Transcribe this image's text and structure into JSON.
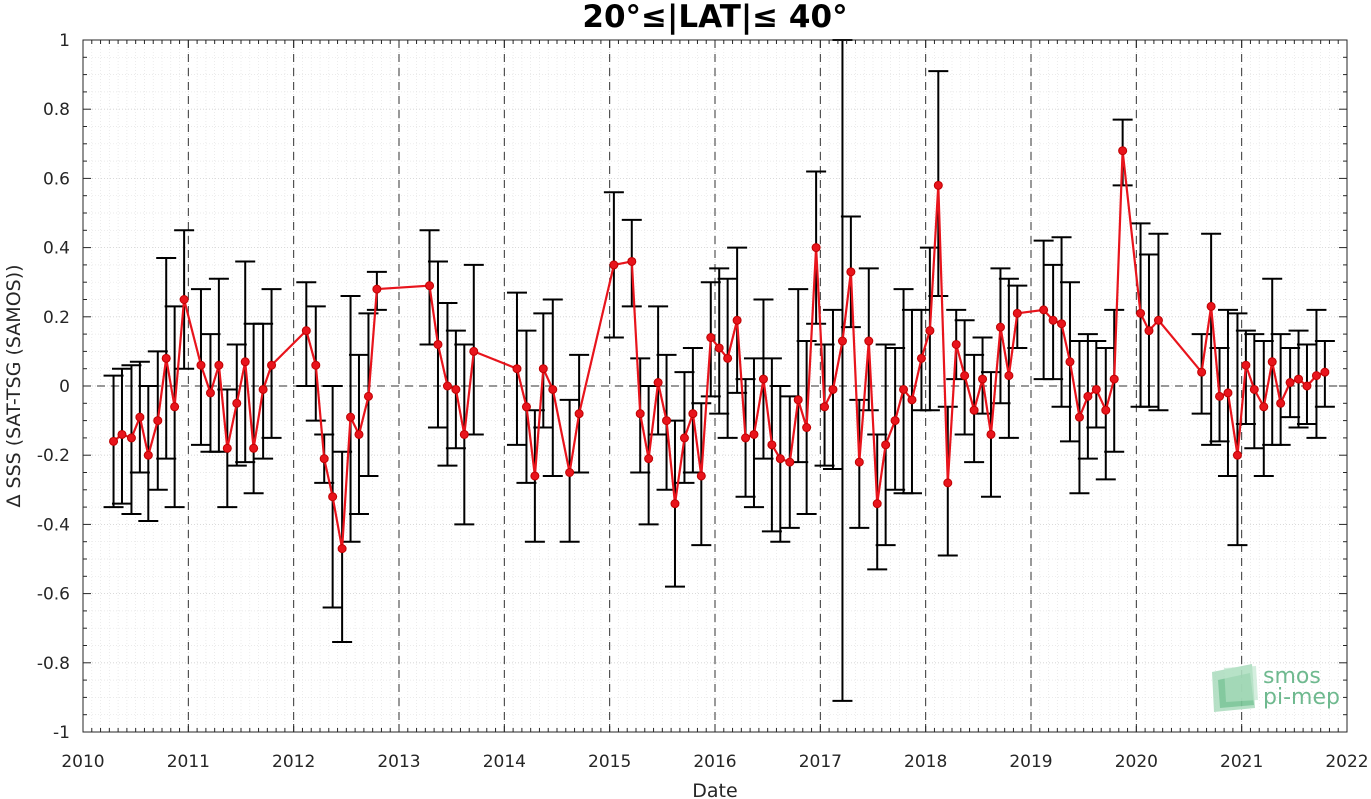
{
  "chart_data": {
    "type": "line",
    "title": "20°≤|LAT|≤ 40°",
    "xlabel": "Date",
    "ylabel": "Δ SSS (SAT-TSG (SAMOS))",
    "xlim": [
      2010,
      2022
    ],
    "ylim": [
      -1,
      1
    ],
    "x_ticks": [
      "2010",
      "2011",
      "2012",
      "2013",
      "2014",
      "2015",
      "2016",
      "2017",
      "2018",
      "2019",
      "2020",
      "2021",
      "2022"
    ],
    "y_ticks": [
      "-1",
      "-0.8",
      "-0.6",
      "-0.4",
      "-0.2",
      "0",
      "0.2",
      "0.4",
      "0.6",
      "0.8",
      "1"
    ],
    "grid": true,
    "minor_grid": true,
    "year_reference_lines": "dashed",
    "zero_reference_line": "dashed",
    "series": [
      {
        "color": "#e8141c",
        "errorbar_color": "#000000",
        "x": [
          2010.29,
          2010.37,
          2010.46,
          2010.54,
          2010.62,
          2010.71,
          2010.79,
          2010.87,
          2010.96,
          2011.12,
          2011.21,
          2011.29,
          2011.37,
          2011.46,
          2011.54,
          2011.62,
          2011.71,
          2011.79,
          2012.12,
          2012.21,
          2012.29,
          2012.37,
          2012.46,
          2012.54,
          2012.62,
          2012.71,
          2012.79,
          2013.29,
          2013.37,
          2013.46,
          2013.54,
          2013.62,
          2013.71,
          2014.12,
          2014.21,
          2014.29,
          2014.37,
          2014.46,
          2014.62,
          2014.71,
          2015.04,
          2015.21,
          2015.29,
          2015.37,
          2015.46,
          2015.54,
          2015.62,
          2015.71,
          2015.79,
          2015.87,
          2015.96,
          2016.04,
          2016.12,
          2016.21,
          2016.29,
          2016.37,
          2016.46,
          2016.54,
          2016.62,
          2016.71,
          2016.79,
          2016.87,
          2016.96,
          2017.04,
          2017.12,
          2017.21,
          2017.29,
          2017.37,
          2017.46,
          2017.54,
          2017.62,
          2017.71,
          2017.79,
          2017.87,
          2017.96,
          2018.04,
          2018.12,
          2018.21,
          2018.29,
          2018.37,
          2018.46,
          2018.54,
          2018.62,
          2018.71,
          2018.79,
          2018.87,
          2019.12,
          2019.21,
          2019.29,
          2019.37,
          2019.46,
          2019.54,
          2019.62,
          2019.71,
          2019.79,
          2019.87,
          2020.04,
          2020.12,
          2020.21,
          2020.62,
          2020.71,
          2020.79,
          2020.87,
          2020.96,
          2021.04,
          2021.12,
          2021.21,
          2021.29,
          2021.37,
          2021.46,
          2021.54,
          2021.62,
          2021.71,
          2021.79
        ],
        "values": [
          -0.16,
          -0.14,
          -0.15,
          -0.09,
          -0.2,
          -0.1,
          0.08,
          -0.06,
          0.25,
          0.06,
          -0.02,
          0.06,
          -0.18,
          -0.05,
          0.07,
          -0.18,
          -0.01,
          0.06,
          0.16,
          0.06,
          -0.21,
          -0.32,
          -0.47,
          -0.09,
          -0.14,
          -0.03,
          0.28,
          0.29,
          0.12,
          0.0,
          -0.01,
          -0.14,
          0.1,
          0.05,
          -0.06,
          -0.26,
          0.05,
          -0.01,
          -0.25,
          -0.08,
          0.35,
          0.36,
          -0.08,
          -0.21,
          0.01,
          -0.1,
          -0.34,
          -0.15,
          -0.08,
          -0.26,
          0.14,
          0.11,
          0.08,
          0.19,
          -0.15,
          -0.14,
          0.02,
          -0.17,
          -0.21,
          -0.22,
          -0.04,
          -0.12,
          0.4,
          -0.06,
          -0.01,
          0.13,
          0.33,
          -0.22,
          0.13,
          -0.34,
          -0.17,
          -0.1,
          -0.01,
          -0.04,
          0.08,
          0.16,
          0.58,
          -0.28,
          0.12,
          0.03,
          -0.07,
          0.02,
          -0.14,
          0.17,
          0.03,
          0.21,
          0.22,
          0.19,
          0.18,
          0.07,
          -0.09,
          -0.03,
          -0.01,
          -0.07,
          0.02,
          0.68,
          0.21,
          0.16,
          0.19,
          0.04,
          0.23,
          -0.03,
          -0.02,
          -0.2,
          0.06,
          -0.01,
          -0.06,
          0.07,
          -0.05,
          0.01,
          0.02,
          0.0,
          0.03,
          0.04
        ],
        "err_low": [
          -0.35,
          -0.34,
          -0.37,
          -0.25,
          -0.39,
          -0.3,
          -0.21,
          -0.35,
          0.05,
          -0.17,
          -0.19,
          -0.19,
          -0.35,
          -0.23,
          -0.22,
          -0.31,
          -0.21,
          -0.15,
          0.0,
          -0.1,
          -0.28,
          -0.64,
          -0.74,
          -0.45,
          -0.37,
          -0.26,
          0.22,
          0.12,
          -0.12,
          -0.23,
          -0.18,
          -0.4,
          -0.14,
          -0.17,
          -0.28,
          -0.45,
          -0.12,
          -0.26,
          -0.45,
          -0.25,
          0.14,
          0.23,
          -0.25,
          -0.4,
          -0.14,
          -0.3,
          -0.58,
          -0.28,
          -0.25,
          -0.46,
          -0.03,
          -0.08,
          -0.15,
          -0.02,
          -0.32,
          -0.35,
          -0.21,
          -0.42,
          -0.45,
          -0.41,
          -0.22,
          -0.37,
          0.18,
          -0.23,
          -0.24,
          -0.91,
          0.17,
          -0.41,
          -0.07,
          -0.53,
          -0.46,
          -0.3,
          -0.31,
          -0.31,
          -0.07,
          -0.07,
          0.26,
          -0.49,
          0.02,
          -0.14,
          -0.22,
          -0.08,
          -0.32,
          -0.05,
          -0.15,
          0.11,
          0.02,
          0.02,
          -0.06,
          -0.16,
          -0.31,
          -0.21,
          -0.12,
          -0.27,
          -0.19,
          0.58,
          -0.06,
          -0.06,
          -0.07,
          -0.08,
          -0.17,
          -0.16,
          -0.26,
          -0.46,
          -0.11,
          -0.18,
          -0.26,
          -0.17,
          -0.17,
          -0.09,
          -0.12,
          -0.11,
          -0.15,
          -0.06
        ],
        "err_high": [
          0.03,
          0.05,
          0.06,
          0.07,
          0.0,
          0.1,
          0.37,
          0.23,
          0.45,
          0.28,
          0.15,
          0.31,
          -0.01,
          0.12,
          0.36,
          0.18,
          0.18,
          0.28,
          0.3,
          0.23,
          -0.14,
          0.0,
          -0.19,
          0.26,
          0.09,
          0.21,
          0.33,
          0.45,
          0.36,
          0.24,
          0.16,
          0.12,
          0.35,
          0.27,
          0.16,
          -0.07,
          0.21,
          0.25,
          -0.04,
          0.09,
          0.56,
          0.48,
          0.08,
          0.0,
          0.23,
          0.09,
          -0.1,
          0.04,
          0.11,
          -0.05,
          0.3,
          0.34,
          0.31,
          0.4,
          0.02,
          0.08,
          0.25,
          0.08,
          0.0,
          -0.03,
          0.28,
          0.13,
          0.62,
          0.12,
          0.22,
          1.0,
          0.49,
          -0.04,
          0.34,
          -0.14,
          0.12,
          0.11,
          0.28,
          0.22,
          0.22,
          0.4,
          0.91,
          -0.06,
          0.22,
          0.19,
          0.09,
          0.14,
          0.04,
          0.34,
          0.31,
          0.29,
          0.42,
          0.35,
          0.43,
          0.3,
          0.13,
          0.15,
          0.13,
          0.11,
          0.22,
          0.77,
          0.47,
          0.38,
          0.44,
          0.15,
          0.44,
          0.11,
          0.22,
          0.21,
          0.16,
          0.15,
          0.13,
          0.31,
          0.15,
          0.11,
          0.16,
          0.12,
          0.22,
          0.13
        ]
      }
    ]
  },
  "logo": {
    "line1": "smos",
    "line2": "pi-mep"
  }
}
...
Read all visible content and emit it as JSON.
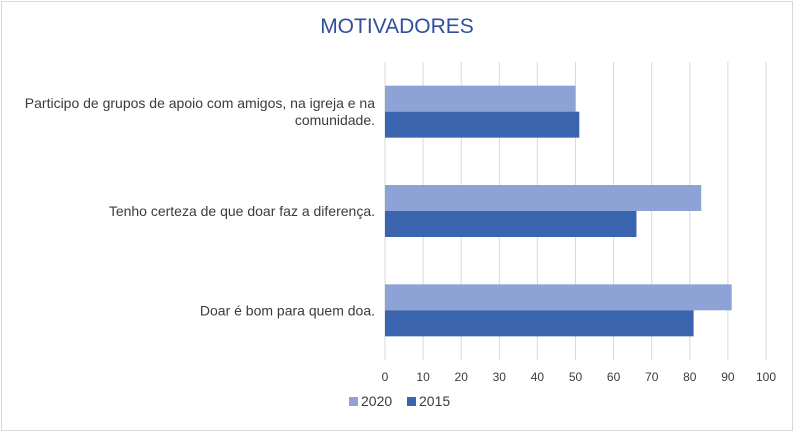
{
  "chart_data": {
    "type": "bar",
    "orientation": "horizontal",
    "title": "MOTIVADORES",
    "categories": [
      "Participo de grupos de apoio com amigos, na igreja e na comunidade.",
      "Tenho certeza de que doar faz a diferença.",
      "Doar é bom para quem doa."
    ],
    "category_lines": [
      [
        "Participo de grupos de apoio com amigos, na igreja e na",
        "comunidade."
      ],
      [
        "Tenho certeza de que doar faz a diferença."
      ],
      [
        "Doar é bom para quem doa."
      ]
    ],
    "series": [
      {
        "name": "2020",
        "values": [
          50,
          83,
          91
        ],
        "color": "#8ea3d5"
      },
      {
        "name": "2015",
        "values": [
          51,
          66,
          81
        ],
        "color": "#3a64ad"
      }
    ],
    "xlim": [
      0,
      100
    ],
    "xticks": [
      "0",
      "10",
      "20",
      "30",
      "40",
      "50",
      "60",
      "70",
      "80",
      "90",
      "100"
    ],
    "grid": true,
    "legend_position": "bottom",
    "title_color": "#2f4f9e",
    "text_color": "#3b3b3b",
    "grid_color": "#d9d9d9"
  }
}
==
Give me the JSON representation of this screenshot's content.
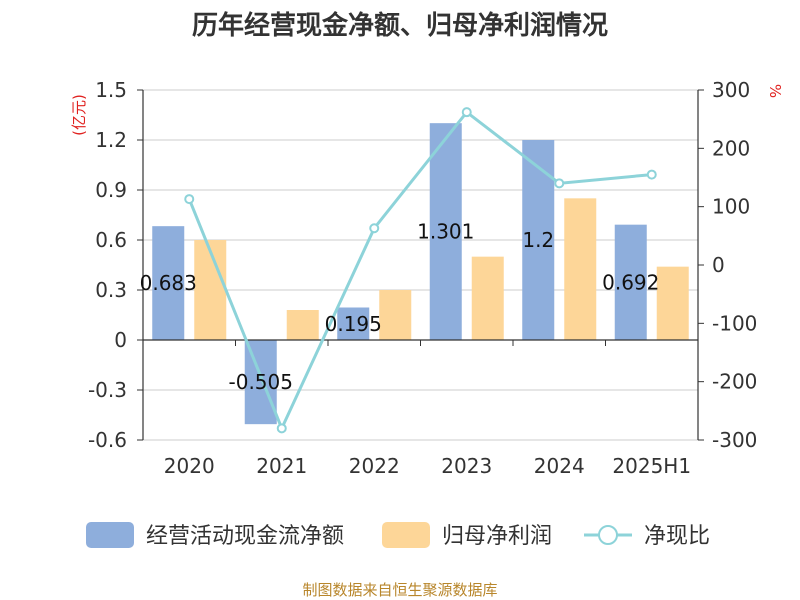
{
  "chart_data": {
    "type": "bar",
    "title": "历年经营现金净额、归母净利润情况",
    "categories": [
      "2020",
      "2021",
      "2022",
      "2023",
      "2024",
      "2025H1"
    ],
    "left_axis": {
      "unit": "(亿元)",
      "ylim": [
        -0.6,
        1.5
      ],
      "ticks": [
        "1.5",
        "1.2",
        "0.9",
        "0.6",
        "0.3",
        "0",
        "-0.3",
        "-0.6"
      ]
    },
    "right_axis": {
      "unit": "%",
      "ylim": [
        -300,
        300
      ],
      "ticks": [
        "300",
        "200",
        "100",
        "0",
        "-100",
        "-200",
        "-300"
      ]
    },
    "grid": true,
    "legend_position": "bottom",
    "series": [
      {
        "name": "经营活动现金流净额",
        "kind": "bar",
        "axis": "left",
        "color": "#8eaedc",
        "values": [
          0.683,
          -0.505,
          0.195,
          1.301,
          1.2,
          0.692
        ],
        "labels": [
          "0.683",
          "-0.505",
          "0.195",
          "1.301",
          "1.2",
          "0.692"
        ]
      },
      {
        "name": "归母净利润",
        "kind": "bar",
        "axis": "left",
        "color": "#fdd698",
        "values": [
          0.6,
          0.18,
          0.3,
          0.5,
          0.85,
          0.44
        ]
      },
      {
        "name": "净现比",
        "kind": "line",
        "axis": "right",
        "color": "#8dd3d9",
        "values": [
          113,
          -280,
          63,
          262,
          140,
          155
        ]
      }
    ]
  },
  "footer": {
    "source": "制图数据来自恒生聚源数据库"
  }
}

Task details: Copy every line of the entries above in which "JSON" occurs.

Exercise result:
Transcribe this image's text and structure into JSON.
Read all visible content and emit it as JSON.
Give me the JSON representation of this screenshot's content.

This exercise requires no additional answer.